** Start ENTRIES SUPPLIED **

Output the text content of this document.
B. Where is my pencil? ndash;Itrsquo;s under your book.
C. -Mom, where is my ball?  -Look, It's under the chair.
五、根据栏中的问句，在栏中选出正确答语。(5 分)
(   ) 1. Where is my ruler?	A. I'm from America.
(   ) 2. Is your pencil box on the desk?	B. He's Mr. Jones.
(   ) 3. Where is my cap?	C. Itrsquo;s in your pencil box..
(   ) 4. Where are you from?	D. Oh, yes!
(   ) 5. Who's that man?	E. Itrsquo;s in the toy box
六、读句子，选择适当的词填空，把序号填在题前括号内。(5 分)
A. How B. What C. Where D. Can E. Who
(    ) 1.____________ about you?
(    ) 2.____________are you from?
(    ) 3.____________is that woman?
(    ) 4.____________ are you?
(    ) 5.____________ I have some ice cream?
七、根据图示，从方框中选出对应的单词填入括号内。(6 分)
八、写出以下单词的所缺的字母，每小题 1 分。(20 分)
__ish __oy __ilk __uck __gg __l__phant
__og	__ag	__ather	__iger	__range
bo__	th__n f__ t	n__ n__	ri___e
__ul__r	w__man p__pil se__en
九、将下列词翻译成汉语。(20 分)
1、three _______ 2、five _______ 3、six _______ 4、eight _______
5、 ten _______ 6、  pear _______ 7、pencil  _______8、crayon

** End ENTRIES SUPPLIED **
** Start ENTRIES SUPPLIED **

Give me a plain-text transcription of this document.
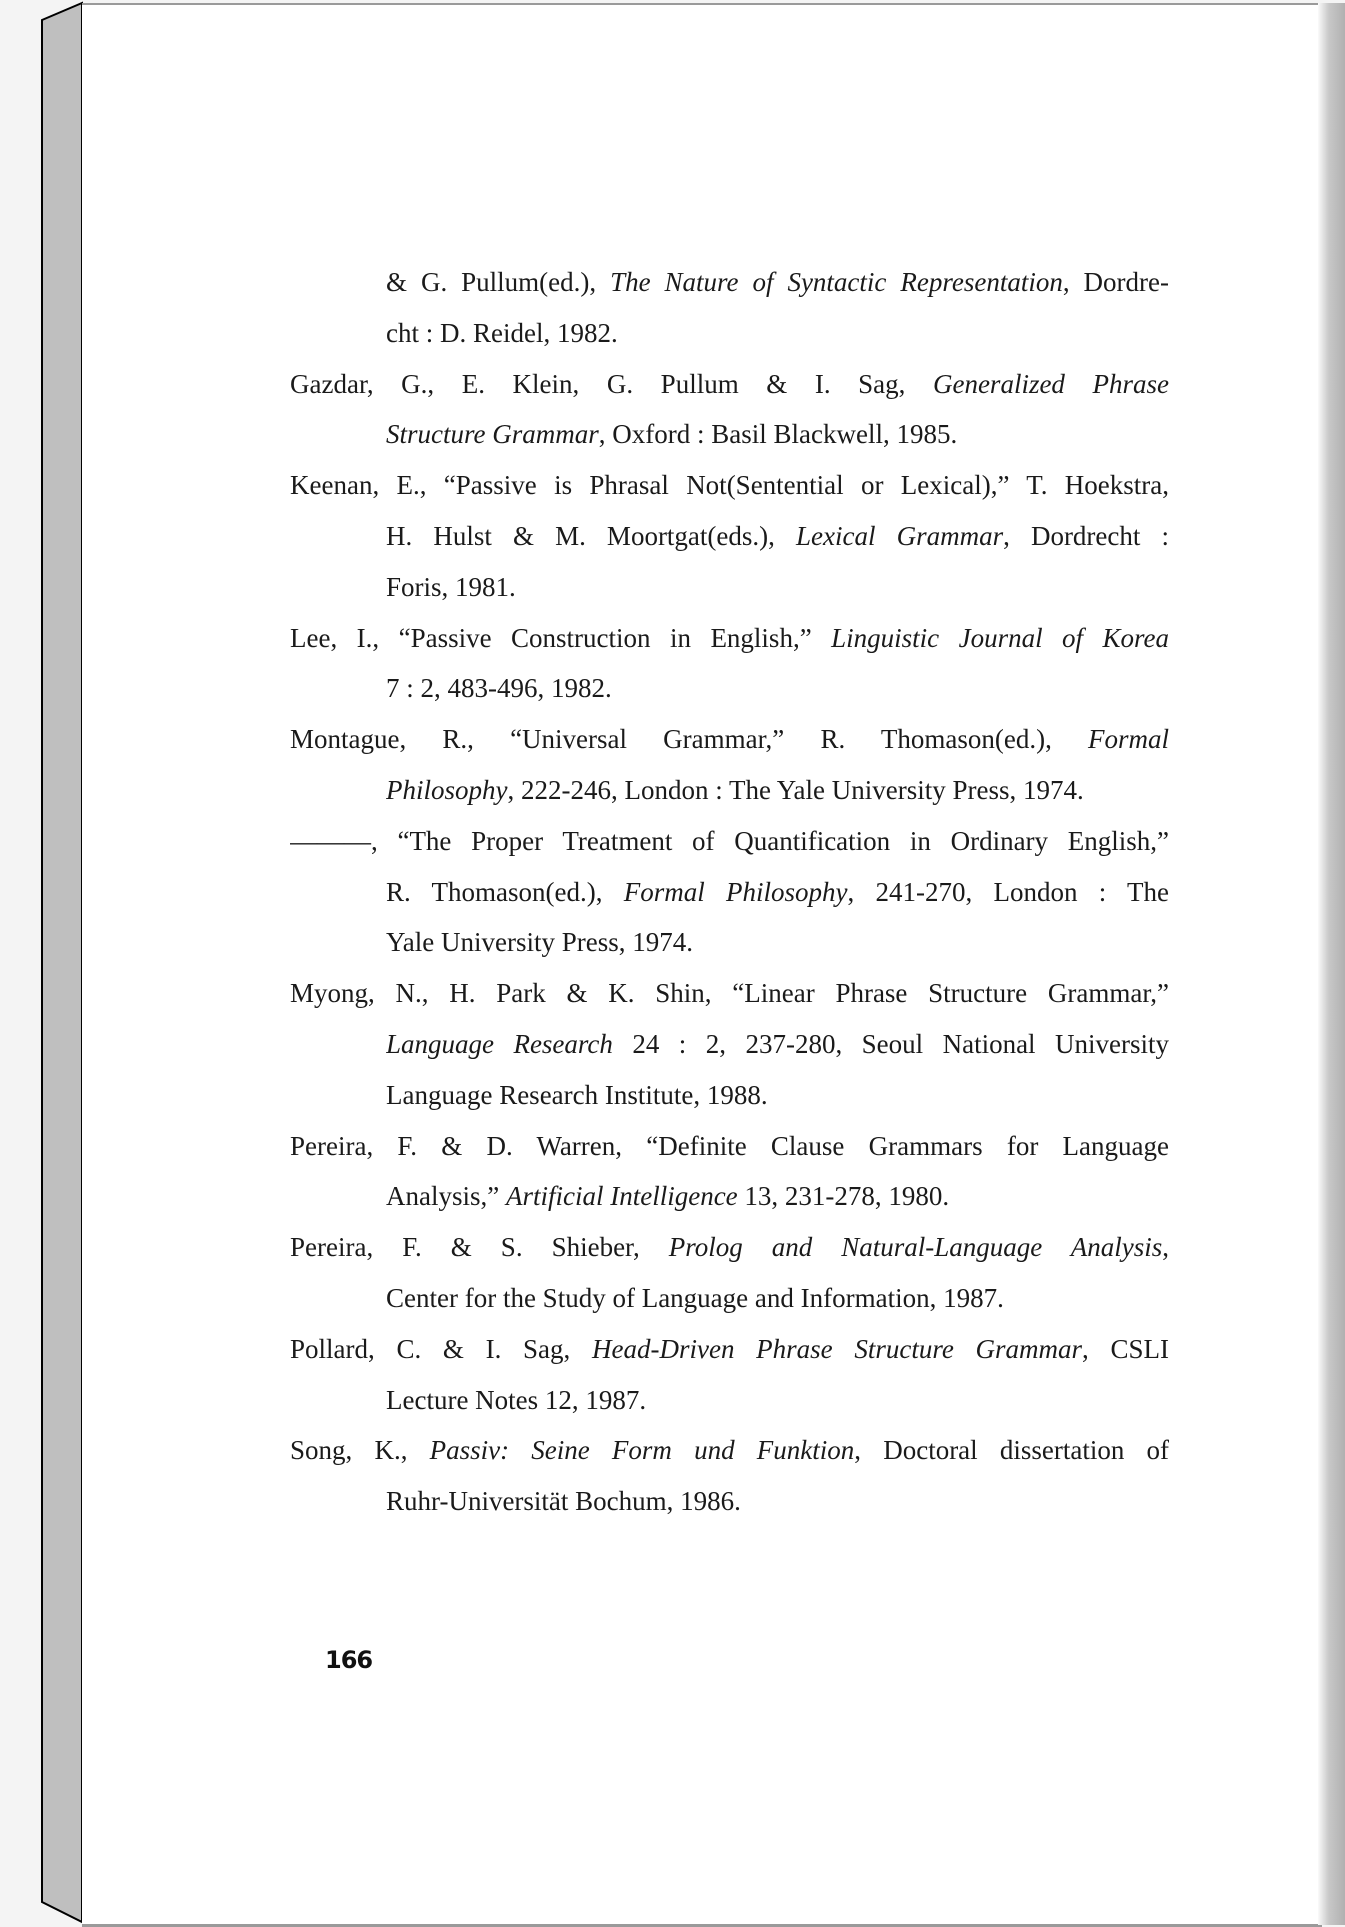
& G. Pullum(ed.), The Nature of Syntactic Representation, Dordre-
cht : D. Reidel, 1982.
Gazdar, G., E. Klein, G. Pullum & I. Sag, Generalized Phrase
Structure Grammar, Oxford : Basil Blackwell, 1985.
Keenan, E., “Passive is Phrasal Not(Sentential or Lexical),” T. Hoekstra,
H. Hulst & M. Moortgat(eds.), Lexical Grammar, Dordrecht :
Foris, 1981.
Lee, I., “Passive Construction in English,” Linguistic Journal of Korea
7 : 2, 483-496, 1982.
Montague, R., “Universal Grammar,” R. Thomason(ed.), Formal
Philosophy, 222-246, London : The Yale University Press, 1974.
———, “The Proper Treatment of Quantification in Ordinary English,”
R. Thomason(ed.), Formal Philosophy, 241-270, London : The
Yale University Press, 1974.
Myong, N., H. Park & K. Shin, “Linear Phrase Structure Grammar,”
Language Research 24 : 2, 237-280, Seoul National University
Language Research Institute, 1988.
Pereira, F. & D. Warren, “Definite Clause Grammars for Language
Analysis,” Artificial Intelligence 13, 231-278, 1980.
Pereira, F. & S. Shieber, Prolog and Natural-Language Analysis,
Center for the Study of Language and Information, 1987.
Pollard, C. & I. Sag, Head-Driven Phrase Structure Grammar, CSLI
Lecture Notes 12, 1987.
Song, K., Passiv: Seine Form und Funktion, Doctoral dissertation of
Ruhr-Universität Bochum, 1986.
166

** End ENTRIES SUPPLIED **
** Start ENTRIES SUPPLIED **

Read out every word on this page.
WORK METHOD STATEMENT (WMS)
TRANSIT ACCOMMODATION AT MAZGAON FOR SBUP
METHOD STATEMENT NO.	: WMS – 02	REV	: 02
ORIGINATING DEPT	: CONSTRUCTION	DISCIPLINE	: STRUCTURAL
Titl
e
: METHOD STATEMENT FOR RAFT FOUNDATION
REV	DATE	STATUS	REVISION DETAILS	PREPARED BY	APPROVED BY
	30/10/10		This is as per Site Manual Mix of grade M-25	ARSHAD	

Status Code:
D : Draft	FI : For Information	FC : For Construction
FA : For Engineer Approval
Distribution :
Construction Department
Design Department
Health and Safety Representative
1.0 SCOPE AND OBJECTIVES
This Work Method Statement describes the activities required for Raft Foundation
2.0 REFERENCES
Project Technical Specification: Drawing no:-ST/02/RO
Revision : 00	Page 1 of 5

** End ENTRIES SUPPLIED **

• WHAT IS REQUIRED
Your answer should be only the number of lines that hold the word "Phrase".

• FULL SOLUTION
3